### TO BE DONE:
Render every entry exactly as it appears.

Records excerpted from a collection
* * * * * * * * *
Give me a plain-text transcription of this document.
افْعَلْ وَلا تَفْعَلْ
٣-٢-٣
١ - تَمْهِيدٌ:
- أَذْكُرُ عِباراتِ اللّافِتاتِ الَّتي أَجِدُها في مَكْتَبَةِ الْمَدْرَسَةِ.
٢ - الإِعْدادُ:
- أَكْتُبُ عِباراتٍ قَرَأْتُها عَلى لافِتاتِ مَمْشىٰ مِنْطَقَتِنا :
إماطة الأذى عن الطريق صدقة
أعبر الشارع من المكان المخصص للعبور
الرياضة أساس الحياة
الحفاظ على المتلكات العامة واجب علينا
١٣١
* * * * * * * * *
### PROBLEM SOLUTION:
Give me a plain-text transcription of this document.
افْعَلْ وَلا تَفْعَلْ
٣-٢-٣
١ - تَمْهِيدٌ:
- أَذْكُرُ عِباراتِ اللّافِتاتِ الَّتي أَجِدُها في مَكْتَبَةِ الْمَدْرَسَةِ.
٢ - الإِعْدادُ:
- أَكْتُبُ عِباراتٍ قَرَأْتُها عَلى لافِتاتِ مَمْشىٰ مِنْطَقَتِنا :
إماطة الأذى عن الطريق صدقة
أعبر الشارع من المكان المخصص للعبور
الرياضة أساس الحياة
الحفاظ على المتلكات العامة واجب علينا
١٣١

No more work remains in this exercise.